▶ _BRIEF_
Would you quote the material below in full and unchanged?

[start]

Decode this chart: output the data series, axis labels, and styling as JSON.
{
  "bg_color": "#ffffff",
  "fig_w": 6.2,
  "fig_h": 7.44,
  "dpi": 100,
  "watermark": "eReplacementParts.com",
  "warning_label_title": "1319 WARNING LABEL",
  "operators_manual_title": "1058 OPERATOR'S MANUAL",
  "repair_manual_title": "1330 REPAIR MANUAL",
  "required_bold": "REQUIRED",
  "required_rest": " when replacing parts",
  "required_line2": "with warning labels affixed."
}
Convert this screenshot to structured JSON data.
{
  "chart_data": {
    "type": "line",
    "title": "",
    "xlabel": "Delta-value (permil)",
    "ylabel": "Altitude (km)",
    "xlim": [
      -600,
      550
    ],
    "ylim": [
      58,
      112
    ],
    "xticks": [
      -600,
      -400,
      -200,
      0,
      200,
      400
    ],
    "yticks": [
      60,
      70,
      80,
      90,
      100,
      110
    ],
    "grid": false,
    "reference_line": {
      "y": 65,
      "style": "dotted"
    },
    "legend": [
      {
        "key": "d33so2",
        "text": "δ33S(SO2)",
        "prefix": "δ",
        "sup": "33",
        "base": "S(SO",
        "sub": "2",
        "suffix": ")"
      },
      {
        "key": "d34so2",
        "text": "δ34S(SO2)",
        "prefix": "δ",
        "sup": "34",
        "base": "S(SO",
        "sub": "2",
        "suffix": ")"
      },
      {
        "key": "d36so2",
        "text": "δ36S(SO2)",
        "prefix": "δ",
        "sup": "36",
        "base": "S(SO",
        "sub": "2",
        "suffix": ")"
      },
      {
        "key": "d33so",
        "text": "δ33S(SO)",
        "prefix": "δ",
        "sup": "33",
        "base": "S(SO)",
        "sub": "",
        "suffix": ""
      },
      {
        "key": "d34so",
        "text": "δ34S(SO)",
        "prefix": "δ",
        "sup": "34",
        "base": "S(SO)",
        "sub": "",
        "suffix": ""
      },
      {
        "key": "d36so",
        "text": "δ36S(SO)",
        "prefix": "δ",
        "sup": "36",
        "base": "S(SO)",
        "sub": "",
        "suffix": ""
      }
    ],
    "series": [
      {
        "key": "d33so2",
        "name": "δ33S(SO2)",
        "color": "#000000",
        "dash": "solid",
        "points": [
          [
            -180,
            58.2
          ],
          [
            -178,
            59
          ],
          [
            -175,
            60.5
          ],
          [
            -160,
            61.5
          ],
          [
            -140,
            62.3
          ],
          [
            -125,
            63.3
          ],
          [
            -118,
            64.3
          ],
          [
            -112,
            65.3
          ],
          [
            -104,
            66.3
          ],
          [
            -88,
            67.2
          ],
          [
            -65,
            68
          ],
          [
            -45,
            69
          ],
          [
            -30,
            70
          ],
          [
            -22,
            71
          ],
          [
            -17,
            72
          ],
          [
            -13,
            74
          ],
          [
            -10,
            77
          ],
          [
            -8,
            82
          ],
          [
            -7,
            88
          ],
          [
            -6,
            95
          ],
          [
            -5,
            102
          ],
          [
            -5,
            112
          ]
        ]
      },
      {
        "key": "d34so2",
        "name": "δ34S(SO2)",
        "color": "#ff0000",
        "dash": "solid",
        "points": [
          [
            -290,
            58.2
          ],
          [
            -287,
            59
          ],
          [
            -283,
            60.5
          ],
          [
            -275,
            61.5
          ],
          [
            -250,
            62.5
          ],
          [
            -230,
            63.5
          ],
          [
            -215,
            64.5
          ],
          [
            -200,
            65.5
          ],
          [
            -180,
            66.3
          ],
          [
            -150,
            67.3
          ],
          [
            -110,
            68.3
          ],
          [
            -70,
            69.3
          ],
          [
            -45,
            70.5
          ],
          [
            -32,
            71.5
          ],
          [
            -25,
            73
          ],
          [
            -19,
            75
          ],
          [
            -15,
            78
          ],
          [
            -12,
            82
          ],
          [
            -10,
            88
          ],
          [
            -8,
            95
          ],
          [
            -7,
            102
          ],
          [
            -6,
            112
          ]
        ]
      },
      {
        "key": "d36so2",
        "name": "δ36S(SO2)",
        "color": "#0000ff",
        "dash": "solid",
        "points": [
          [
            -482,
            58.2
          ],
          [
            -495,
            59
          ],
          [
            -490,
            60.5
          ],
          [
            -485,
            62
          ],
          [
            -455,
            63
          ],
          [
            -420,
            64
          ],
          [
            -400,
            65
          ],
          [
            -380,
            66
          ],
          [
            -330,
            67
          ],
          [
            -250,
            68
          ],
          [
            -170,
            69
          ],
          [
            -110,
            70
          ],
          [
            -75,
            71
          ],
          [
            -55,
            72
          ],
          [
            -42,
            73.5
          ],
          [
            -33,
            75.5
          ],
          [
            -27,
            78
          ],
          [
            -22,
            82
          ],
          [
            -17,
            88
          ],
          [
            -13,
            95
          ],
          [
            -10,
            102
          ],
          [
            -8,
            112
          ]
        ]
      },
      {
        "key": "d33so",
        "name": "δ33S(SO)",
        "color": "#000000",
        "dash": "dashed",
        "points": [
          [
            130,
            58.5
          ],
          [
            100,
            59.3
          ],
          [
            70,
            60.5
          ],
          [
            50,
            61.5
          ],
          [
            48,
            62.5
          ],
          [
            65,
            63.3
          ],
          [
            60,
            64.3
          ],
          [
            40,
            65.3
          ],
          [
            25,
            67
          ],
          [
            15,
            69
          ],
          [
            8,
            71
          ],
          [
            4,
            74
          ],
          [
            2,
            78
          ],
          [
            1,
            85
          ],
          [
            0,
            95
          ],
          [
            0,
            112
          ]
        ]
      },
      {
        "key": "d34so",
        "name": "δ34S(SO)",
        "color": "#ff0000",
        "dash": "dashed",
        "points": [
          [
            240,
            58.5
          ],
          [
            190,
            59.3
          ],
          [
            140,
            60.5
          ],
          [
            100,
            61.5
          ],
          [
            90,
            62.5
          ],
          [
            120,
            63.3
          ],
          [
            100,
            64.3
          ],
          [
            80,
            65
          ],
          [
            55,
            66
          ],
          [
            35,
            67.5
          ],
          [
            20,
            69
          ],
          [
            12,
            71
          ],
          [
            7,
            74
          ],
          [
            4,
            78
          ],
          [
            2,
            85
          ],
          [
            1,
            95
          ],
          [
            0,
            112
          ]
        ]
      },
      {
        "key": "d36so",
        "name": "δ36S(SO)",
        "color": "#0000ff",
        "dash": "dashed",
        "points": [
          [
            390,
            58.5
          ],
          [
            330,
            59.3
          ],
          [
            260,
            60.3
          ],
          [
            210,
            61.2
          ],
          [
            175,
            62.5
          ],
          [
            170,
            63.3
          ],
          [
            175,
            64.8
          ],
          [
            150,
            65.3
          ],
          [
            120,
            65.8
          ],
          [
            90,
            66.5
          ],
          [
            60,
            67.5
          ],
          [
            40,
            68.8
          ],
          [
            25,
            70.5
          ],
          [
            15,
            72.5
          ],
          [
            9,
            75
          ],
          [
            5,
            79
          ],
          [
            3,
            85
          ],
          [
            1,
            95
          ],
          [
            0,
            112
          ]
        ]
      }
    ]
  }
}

[end]

▶ _COMPLETE RESPONSE_
Decode this chart: output the data series, axis labels, and styling as JSON.
{
  "bg_color": "#ffffff",
  "fig_w": 6.2,
  "fig_h": 7.44,
  "dpi": 100,
  "watermark": "eReplacementParts.com",
  "warning_label_title": "1319 WARNING LABEL",
  "operators_manual_title": "1058 OPERATOR'S MANUAL",
  "repair_manual_title": "1330 REPAIR MANUAL",
  "required_bold": "REQUIRED",
  "required_rest": " when replacing parts",
  "required_line2": "with warning labels affixed."
}
Convert this screenshot to structured JSON data.
{
  "chart_data": {
    "type": "line",
    "title": "",
    "xlabel": "Delta-value (permil)",
    "ylabel": "Altitude (km)",
    "xlim": [
      -600,
      550
    ],
    "ylim": [
      58,
      112
    ],
    "xticks": [
      -600,
      -400,
      -200,
      0,
      200,
      400
    ],
    "yticks": [
      60,
      70,
      80,
      90,
      100,
      110
    ],
    "grid": false,
    "reference_line": {
      "y": 65,
      "style": "dotted"
    },
    "legend": [
      {
        "key": "d33so2",
        "text": "δ33S(SO2)",
        "prefix": "δ",
        "sup": "33",
        "base": "S(SO",
        "sub": "2",
        "suffix": ")"
      },
      {
        "key": "d34so2",
        "text": "δ34S(SO2)",
        "prefix": "δ",
        "sup": "34",
        "base": "S(SO",
        "sub": "2",
        "suffix": ")"
      },
      {
        "key": "d36so2",
        "text": "δ36S(SO2)",
        "prefix": "δ",
        "sup": "36",
        "base": "S(SO",
        "sub": "2",
        "suffix": ")"
      },
      {
        "key": "d33so",
        "text": "δ33S(SO)",
        "prefix": "δ",
        "sup": "33",
        "base": "S(SO)",
        "sub": "",
        "suffix": ""
      },
      {
        "key": "d34so",
        "text": "δ34S(SO)",
        "prefix": "δ",
        "sup": "34",
        "base": "S(SO)",
        "sub": "",
        "suffix": ""
      },
      {
        "key": "d36so",
        "text": "δ36S(SO)",
        "prefix": "δ",
        "sup": "36",
        "base": "S(SO)",
        "sub": "",
        "suffix": ""
      }
    ],
    "series": [
      {
        "key": "d33so2",
        "name": "δ33S(SO2)",
        "color": "#000000",
        "dash": "solid",
        "points": [
          [
            -180,
            58.2
          ],
          [
            -178,
            59
          ],
          [
            -175,
            60.5
          ],
          [
            -160,
            61.5
          ],
          [
            -140,
            62.3
          ],
          [
            -125,
            63.3
          ],
          [
            -118,
            64.3
          ],
          [
            -112,
            65.3
          ],
          [
            -104,
            66.3
          ],
          [
            -88,
            67.2
          ],
          [
            -65,
            68
          ],
          [
            -45,
            69
          ],
          [
            -30,
            70
          ],
          [
            -22,
            71
          ],
          [
            -17,
            72
          ],
          [
            -13,
            74
          ],
          [
            -10,
            77
          ],
          [
            -8,
            82
          ],
          [
            -7,
            88
          ],
          [
            -6,
            95
          ],
          [
            -5,
            102
          ],
          [
            -5,
            112
          ]
        ]
      },
      {
        "key": "d34so2",
        "name": "δ34S(SO2)",
        "color": "#ff0000",
        "dash": "solid",
        "points": [
          [
            -290,
            58.2
          ],
          [
            -287,
            59
          ],
          [
            -283,
            60.5
          ],
          [
            -275,
            61.5
          ],
          [
            -250,
            62.5
          ],
          [
            -230,
            63.5
          ],
          [
            -215,
            64.5
          ],
          [
            -200,
            65.5
          ],
          [
            -180,
            66.3
          ],
          [
            -150,
            67.3
          ],
          [
            -110,
            68.3
          ],
          [
            -70,
            69.3
          ],
          [
            -45,
            70.5
          ],
          [
            -32,
            71.5
          ],
          [
            -25,
            73
          ],
          [
            -19,
            75
          ],
          [
            -15,
            78
          ],
          [
            -12,
            82
          ],
          [
            -10,
            88
          ],
          [
            -8,
            95
          ],
          [
            -7,
            102
          ],
          [
            -6,
            112
          ]
        ]
      },
      {
        "key": "d36so2",
        "name": "δ36S(SO2)",
        "color": "#0000ff",
        "dash": "solid",
        "points": [
          [
            -482,
            58.2
          ],
          [
            -495,
            59
          ],
          [
            -490,
            60.5
          ],
          [
            -485,
            62
          ],
          [
            -455,
            63
          ],
          [
            -420,
            64
          ],
          [
            -400,
            65
          ],
          [
            -380,
            66
          ],
          [
            -330,
            67
          ],
          [
            -250,
            68
          ],
          [
            -170,
            69
          ],
          [
            -110,
            70
          ],
          [
            -75,
            71
          ],
          [
            -55,
            72
          ],
          [
            -42,
            73.5
          ],
          [
            -33,
            75.5
          ],
          [
            -27,
            78
          ],
          [
            -22,
            82
          ],
          [
            -17,
            88
          ],
          [
            -13,
            95
          ],
          [
            -10,
            102
          ],
          [
            -8,
            112
          ]
        ]
      },
      {
        "key": "d33so",
        "name": "δ33S(SO)",
        "color": "#000000",
        "dash": "dashed",
        "points": [
          [
            130,
            58.5
          ],
          [
            100,
            59.3
          ],
          [
            70,
            60.5
          ],
          [
            50,
            61.5
          ],
          [
            48,
            62.5
          ],
          [
            65,
            63.3
          ],
          [
            60,
            64.3
          ],
          [
            40,
            65.3
          ],
          [
            25,
            67
          ],
          [
            15,
            69
          ],
          [
            8,
            71
          ],
          [
            4,
            74
          ],
          [
            2,
            78
          ],
          [
            1,
            85
          ],
          [
            0,
            95
          ],
          [
            0,
            112
          ]
        ]
      },
      {
        "key": "d34so",
        "name": "δ34S(SO)",
        "color": "#ff0000",
        "dash": "dashed",
        "points": [
          [
            240,
            58.5
          ],
          [
            190,
            59.3
          ],
          [
            140,
            60.5
          ],
          [
            100,
            61.5
          ],
          [
            90,
            62.5
          ],
          [
            120,
            63.3
          ],
          [
            100,
            64.3
          ],
          [
            80,
            65
          ],
          [
            55,
            66
          ],
          [
            35,
            67.5
          ],
          [
            20,
            69
          ],
          [
            12,
            71
          ],
          [
            7,
            74
          ],
          [
            4,
            78
          ],
          [
            2,
            85
          ],
          [
            1,
            95
          ],
          [
            0,
            112
          ]
        ]
      },
      {
        "key": "d36so",
        "name": "δ36S(SO)",
        "color": "#0000ff",
        "dash": "dashed",
        "points": [
          [
            390,
            58.5
          ],
          [
            330,
            59.3
          ],
          [
            260,
            60.3
          ],
          [
            210,
            61.2
          ],
          [
            175,
            62.5
          ],
          [
            170,
            63.3
          ],
          [
            175,
            64.8
          ],
          [
            150,
            65.3
          ],
          [
            120,
            65.8
          ],
          [
            90,
            66.5
          ],
          [
            60,
            67.5
          ],
          [
            40,
            68.8
          ],
          [
            25,
            70.5
          ],
          [
            15,
            72.5
          ],
          [
            9,
            75
          ],
          [
            5,
            79
          ],
          [
            3,
            85
          ],
          [
            1,
            95
          ],
          [
            0,
            112
          ]
        ]
      }
    ]
  }
}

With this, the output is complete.